(Extracted records)
--------------------------------

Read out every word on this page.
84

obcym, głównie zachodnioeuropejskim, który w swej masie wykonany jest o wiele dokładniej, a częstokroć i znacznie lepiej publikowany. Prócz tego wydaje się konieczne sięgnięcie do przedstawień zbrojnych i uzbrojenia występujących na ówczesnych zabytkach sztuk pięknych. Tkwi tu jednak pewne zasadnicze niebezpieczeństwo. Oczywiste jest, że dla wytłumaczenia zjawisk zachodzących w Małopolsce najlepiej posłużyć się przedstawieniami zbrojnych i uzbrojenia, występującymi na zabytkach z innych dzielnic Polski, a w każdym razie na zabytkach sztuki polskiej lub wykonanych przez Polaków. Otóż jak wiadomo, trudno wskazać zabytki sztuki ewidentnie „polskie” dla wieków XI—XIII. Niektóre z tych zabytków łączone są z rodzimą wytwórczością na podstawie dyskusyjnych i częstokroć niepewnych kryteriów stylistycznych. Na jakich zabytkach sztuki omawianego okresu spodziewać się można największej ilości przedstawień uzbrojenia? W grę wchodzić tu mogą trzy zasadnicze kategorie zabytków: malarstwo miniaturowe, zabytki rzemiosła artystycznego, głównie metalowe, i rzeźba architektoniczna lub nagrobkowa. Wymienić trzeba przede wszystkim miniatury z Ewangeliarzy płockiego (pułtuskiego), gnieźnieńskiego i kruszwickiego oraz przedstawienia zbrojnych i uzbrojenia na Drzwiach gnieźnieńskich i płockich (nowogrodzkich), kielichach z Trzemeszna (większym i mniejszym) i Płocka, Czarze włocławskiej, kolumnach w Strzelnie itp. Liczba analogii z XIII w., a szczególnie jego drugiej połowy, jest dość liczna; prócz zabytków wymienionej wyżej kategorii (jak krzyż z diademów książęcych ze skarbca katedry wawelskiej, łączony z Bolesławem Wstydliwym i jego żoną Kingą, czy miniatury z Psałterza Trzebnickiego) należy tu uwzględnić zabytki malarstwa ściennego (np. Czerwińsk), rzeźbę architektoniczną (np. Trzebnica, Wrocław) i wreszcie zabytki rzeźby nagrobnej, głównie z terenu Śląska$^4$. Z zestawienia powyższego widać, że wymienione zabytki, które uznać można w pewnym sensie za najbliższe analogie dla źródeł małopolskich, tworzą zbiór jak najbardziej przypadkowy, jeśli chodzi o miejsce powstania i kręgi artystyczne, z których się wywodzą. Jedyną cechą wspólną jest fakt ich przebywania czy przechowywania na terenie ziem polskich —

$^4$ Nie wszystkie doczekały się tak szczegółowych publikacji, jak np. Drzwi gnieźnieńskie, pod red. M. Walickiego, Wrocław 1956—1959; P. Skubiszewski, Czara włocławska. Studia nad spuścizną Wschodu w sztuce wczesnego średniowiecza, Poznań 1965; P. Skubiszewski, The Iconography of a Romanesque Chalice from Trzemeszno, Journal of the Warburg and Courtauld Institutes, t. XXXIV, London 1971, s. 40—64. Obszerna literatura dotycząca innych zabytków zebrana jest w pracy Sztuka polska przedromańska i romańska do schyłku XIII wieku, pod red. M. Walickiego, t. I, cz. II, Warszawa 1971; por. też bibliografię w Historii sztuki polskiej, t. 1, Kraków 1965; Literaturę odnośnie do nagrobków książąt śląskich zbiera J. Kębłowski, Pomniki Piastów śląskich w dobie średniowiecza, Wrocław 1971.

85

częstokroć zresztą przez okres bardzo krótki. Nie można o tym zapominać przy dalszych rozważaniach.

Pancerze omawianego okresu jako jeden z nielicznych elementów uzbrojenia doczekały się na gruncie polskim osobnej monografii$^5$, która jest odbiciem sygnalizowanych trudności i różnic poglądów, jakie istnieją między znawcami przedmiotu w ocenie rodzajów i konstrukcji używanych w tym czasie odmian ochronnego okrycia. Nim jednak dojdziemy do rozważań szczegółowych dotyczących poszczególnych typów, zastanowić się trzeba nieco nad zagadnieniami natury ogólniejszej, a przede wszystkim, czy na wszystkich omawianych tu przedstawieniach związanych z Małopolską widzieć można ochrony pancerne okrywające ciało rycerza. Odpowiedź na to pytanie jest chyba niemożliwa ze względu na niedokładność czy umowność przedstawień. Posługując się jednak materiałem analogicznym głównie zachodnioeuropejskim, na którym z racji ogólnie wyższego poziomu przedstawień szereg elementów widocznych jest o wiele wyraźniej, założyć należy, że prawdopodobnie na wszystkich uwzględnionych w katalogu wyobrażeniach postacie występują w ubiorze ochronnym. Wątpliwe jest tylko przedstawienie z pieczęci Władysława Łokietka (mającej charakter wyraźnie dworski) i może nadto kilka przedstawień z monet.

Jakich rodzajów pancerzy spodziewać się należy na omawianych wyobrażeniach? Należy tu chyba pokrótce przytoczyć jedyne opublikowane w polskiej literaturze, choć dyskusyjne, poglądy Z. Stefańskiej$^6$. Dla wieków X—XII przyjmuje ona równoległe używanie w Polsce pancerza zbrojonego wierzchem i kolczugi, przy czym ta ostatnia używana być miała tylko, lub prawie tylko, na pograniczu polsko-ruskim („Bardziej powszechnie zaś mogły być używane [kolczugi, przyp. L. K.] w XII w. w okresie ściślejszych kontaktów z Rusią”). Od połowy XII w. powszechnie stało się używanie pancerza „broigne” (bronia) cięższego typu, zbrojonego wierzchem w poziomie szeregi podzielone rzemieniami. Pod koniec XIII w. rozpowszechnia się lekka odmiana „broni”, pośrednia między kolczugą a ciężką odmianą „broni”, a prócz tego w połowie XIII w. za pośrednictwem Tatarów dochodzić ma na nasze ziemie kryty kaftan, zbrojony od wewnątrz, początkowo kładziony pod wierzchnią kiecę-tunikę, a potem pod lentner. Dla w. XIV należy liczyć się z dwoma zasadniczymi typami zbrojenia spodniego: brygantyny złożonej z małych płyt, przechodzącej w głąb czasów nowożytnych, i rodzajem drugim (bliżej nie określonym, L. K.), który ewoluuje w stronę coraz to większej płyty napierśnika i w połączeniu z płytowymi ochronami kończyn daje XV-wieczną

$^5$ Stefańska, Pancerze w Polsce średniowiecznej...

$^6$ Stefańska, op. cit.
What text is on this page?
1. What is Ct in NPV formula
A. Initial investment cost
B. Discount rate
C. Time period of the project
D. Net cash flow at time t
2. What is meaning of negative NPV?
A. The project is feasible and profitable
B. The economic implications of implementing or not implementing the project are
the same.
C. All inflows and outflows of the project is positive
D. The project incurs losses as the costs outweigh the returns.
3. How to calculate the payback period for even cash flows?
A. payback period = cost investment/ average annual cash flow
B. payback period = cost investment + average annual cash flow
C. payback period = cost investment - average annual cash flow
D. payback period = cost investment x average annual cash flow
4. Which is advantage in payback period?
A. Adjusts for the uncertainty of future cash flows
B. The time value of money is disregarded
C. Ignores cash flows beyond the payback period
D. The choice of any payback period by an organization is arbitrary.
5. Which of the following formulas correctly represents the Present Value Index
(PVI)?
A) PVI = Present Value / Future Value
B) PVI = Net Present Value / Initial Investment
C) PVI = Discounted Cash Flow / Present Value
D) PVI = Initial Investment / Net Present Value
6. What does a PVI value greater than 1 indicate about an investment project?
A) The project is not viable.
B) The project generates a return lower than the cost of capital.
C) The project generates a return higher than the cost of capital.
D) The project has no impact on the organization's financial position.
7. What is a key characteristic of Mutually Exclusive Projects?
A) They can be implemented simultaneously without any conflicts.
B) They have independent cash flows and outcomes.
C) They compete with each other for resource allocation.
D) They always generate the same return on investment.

--------------------------------

#### [REQUEST]
Exactly reproduce every line of the records.

#### [EXERCISE SOLUTION]
Read out every word on this page.
84

obcym, głównie zachodnioeuropejskim, który w swej masie wykonany jest o wiele dokładniej, a częstokroć i znacznie lepiej publikowany. Prócz tego wydaje się konieczne sięgnięcie do przedstawień zbrojnych i uzbrojenia występujących na ówczesnych zabytkach sztuk pięknych. Tkwi tu jednak pewne zasadnicze niebezpieczeństwo. Oczywiste jest, że dla wytłumaczenia zjawisk zachodzących w Małopolsce najlepiej posłużyć się przedstawieniami zbrojnych i uzbrojenia, występującymi na zabytkach z innych dzielnic Polski, a w każdym razie na zabytkach sztuki polskiej lub wykonanych przez Polaków. Otóż jak wiadomo, trudno wskazać zabytki sztuki ewidentnie „polskie” dla wieków XI—XIII. Niektóre z tych zabytków łączone są z rodzimą wytwórczością na podstawie dyskusyjnych i częstokroć niepewnych kryteriów stylistycznych. Na jakich zabytkach sztuki omawianego okresu spodziewać się można największej ilości przedstawień uzbrojenia? W grę wchodzić tu mogą trzy zasadnicze kategorie zabytków: malarstwo miniaturowe, zabytki rzemiosła artystycznego, głównie metalowe, i rzeźba architektoniczna lub nagrobkowa. Wymienić trzeba przede wszystkim miniatury z Ewangeliarzy płockiego (pułtuskiego), gnieźnieńskiego i kruszwickiego oraz przedstawienia zbrojnych i uzbrojenia na Drzwiach gnieźnieńskich i płockich (nowogrodzkich), kielichach z Trzemeszna (większym i mniejszym) i Płocka, Czarze włocławskiej, kolumnach w Strzelnie itp. Liczba analogii z XIII w., a szczególnie jego drugiej połowy, jest dość liczna; prócz zabytków wymienionej wyżej kategorii (jak krzyż z diademów książęcych ze skarbca katedry wawelskiej, łączony z Bolesławem Wstydliwym i jego żoną Kingą, czy miniatury z Psałterza Trzebnickiego) należy tu uwzględnić zabytki malarstwa ściennego (np. Czerwińsk), rzeźbę architektoniczną (np. Trzebnica, Wrocław) i wreszcie zabytki rzeźby nagrobnej, głównie z terenu Śląska$^4$. Z zestawienia powyższego widać, że wymienione zabytki, które uznać można w pewnym sensie za najbliższe analogie dla źródeł małopolskich, tworzą zbiór jak najbardziej przypadkowy, jeśli chodzi o miejsce powstania i kręgi artystyczne, z których się wywodzą. Jedyną cechą wspólną jest fakt ich przebywania czy przechowywania na terenie ziem polskich —

$^4$ Nie wszystkie doczekały się tak szczegółowych publikacji, jak np. Drzwi gnieźnieńskie, pod red. M. Walickiego, Wrocław 1956—1959; P. Skubiszewski, Czara włocławska. Studia nad spuścizną Wschodu w sztuce wczesnego średniowiecza, Poznań 1965; P. Skubiszewski, The Iconography of a Romanesque Chalice from Trzemeszno, Journal of the Warburg and Courtauld Institutes, t. XXXIV, London 1971, s. 40—64. Obszerna literatura dotycząca innych zabytków zebrana jest w pracy Sztuka polska przedromańska i romańska do schyłku XIII wieku, pod red. M. Walickiego, t. I, cz. II, Warszawa 1971; por. też bibliografię w Historii sztuki polskiej, t. 1, Kraków 1965; Literaturę odnośnie do nagrobków książąt śląskich zbiera J. Kębłowski, Pomniki Piastów śląskich w dobie średniowiecza, Wrocław 1971.

85

częstokroć zresztą przez okres bardzo krótki. Nie można o tym zapominać przy dalszych rozważaniach.

Pancerze omawianego okresu jako jeden z nielicznych elementów uzbrojenia doczekały się na gruncie polskim osobnej monografii$^5$, która jest odbiciem sygnalizowanych trudności i różnic poglądów, jakie istnieją między znawcami przedmiotu w ocenie rodzajów i konstrukcji używanych w tym czasie odmian ochronnego okrycia. Nim jednak dojdziemy do rozważań szczegółowych dotyczących poszczególnych typów, zastanowić się trzeba nieco nad zagadnieniami natury ogólniejszej, a przede wszystkim, czy na wszystkich omawianych tu przedstawieniach związanych z Małopolską widzieć można ochrony pancerne okrywające ciało rycerza. Odpowiedź na to pytanie jest chyba niemożliwa ze względu na niedokładność czy umowność przedstawień. Posługując się jednak materiałem analogicznym głównie zachodnioeuropejskim, na którym z racji ogólnie wyższego poziomu przedstawień szereg elementów widocznych jest o wiele wyraźniej, założyć należy, że prawdopodobnie na wszystkich uwzględnionych w katalogu wyobrażeniach postacie występują w ubiorze ochronnym. Wątpliwe jest tylko przedstawienie z pieczęci Władysława Łokietka (mającej charakter wyraźnie dworski) i może nadto kilka przedstawień z monet.

Jakich rodzajów pancerzy spodziewać się należy na omawianych wyobrażeniach? Należy tu chyba pokrótce przytoczyć jedyne opublikowane w polskiej literaturze, choć dyskusyjne, poglądy Z. Stefańskiej$^6$. Dla wieków X—XII przyjmuje ona równoległe używanie w Polsce pancerza zbrojonego wierzchem i kolczugi, przy czym ta ostatnia używana być miała tylko, lub prawie tylko, na pograniczu polsko-ruskim („Bardziej powszechnie zaś mogły być używane [kolczugi, przyp. L. K.] w XII w. w okresie ściślejszych kontaktów z Rusią”). Od połowy XII w. powszechnie stało się używanie pancerza „broigne” (bronia) cięższego typu, zbrojonego wierzchem w poziomie szeregi podzielone rzemieniami. Pod koniec XIII w. rozpowszechnia się lekka odmiana „broni”, pośrednia między kolczugą a ciężką odmianą „broni”, a prócz tego w połowie XIII w. za pośrednictwem Tatarów dochodzić ma na nasze ziemie kryty kaftan, zbrojony od wewnątrz, początkowo kładziony pod wierzchnią kiecę-tunikę, a potem pod lentner. Dla w. XIV należy liczyć się z dwoma zasadniczymi typami zbrojenia spodniego: brygantyny złożonej z małych płyt, przechodzącej w głąb czasów nowożytnych, i rodzajem drugim (bliżej nie określonym, L. K.), który ewoluuje w stronę coraz to większej płyty napierśnika i w połączeniu z płytowymi ochronami kończyn daje XV-wieczną

$^5$ Stefańska, Pancerze w Polsce średniowiecznej...

$^6$ Stefańska, op. cit.
What text is on this page?
1. What is Ct in NPV formula
A. Initial investment cost
B. Discount rate
C. Time period of the project
D. Net cash flow at time t
2. What is meaning of negative NPV?
A. The project is feasible and profitable
B. The economic implications of implementing or not implementing the project are
the same.
C. All inflows and outflows of the project is positive
D. The project incurs losses as the costs outweigh the returns.
3. How to calculate the payback period for even cash flows?
A. payback period = cost investment/ average annual cash flow
B. payback period = cost investment + average annual cash flow
C. payback period = cost investment - average annual cash flow
D. payback period = cost investment x average annual cash flow
4. Which is advantage in payback period?
A. Adjusts for the uncertainty of future cash flows
B. The time value of money is disregarded
C. Ignores cash flows beyond the payback period
D. The choice of any payback period by an organization is arbitrary.
5. Which of the following formulas correctly represents the Present Value Index
(PVI)?
A) PVI = Present Value / Future Value
B) PVI = Net Present Value / Initial Investment
C) PVI = Discounted Cash Flow / Present Value
D) PVI = Initial Investment / Net Present Value
6. What does a PVI value greater than 1 indicate about an investment project?
A) The project is not viable.
B) The project generates a return lower than the cost of capital.
C) The project generates a return higher than the cost of capital.
D) The project has no impact on the organization's financial position.
7. What is a key characteristic of Mutually Exclusive Projects?
A) They can be implemented simultaneously without any conflicts.
B) They have independent cash flows and outcomes.
C) They compete with each other for resource allocation.
D) They always generate the same return on investment.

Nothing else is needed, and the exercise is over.